ENTRIES SUPPLIED:
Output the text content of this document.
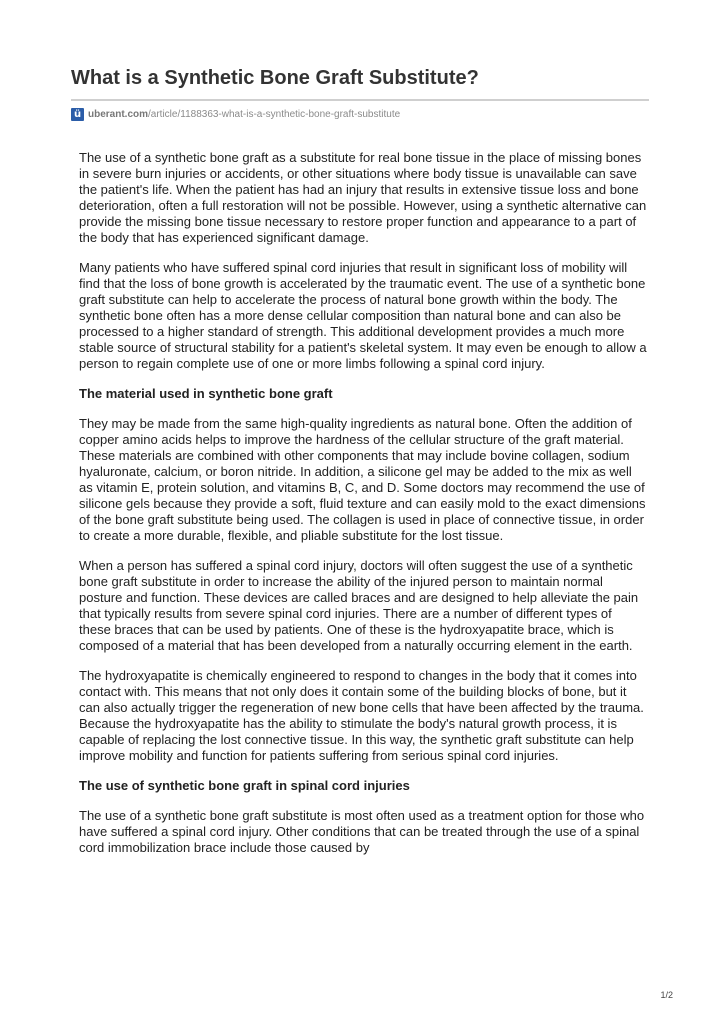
What is a Synthetic Bone Graft Substitute?
ü uberant.com/article/1188363-what-is-a-synthetic-bone-graft-substitute

The use of a synthetic bone graft as a substitute for real bone tissue in the place of missing bones in severe burn injuries or accidents, or other situations where body tissue is unavailable can save the patient's life. When the patient has had an injury that results in extensive tissue loss and bone deterioration, often a full restoration will not be possible. However, using a synthetic alternative can provide the missing bone tissue necessary to restore proper function and appearance to a part of the body that has experienced significant damage.

Many patients who have suffered spinal cord injuries that result in significant loss of mobility will find that the loss of bone growth is accelerated by the traumatic event. The use of a synthetic bone graft substitute can help to accelerate the process of natural bone growth within the body. The synthetic bone often has a more dense cellular composition than natural bone and can also be processed to a higher standard of strength. This additional development provides a much more stable source of structural stability for a patient's skeletal system. It may even be enough to allow a person to regain complete use of one or more limbs following a spinal cord injury.

The material used in synthetic bone graft

They may be made from the same high-quality ingredients as natural bone. Often the addition of copper amino acids helps to improve the hardness of the cellular structure of the graft material. These materials are combined with other components that may include bovine collagen, sodium hyaluronate, calcium, or boron nitride. In addition, a silicone gel may be added to the mix as well as vitamin E, protein solution, and vitamins B, C, and D. Some doctors may recommend the use of silicone gels because they provide a soft, fluid texture and can easily mold to the exact dimensions of the bone graft substitute being used. The collagen is used in place of connective tissue, in order to create a more durable, flexible, and pliable substitute for the lost tissue.

When a person has suffered a spinal cord injury, doctors will often suggest the use of a synthetic bone graft substitute in order to increase the ability of the injured person to maintain normal posture and function. These devices are called braces and are designed to help alleviate the pain that typically results from severe spinal cord injuries. There are a number of different types of these braces that can be used by patients. One of these is the hydroxyapatite brace, which is composed of a material that has been developed from a naturally occurring element in the earth.

The hydroxyapatite is chemically engineered to respond to changes in the body that it comes into contact with. This means that not only does it contain some of the building blocks of bone, but it can also actually trigger the regeneration of new bone cells that have been affected by the trauma. Because the hydroxyapatite has the ability to stimulate the body's natural growth process, it is capable of replacing the lost connective tissue. In this way, the synthetic graft substitute can help improve mobility and function for patients suffering from serious spinal cord injuries.

The use of synthetic bone graft in spinal cord injuries

The use of a synthetic bone graft substitute is most often used as a treatment option for those who have suffered a spinal cord injury. Other conditions that can be treated through the use of a spinal cord immobilization brace include those caused by

1/2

EXERCISE OBJECTIVE: Pictures are to be left out. Everything else in the records above gets repeated exactly.

YOUR RESPONSE:
Output the text content of this document.
What is a Synthetic Bone Graft Substitute?
ü uberant.com/article/1188363-what-is-a-synthetic-bone-graft-substitute

The use of a synthetic bone graft as a substitute for real bone tissue in the place of missing bones in severe burn injuries or accidents, or other situations where body tissue is unavailable can save the patient's life. When the patient has had an injury that results in extensive tissue loss and bone deterioration, often a full restoration will not be possible. However, using a synthetic alternative can provide the missing bone tissue necessary to restore proper function and appearance to a part of the body that has experienced significant damage.

Many patients who have suffered spinal cord injuries that result in significant loss of mobility will find that the loss of bone growth is accelerated by the traumatic event. The use of a synthetic bone graft substitute can help to accelerate the process of natural bone growth within the body. The synthetic bone often has a more dense cellular composition than natural bone and can also be processed to a higher standard of strength. This additional development provides a much more stable source of structural stability for a patient's skeletal system. It may even be enough to allow a person to regain complete use of one or more limbs following a spinal cord injury.

The material used in synthetic bone graft

They may be made from the same high-quality ingredients as natural bone. Often the addition of copper amino acids helps to improve the hardness of the cellular structure of the graft material. These materials are combined with other components that may include bovine collagen, sodium hyaluronate, calcium, or boron nitride. In addition, a silicone gel may be added to the mix as well as vitamin E, protein solution, and vitamins B, C, and D. Some doctors may recommend the use of silicone gels because they provide a soft, fluid texture and can easily mold to the exact dimensions of the bone graft substitute being used. The collagen is used in place of connective tissue, in order to create a more durable, flexible, and pliable substitute for the lost tissue.

When a person has suffered a spinal cord injury, doctors will often suggest the use of a synthetic bone graft substitute in order to increase the ability of the injured person to maintain normal posture and function. These devices are called braces and are designed to help alleviate the pain that typically results from severe spinal cord injuries. There are a number of different types of these braces that can be used by patients. One of these is the hydroxyapatite brace, which is composed of a material that has been developed from a naturally occurring element in the earth.

The hydroxyapatite is chemically engineered to respond to changes in the body that it comes into contact with. This means that not only does it contain some of the building blocks of bone, but it can also actually trigger the regeneration of new bone cells that have been affected by the trauma. Because the hydroxyapatite has the ability to stimulate the body's natural growth process, it is capable of replacing the lost connective tissue. In this way, the synthetic graft substitute can help improve mobility and function for patients suffering from serious spinal cord injuries.

The use of synthetic bone graft in spinal cord injuries

The use of a synthetic bone graft substitute is most often used as a treatment option for those who have suffered a spinal cord injury. Other conditions that can be treated through the use of a spinal cord immobilization brace include those caused by

1/2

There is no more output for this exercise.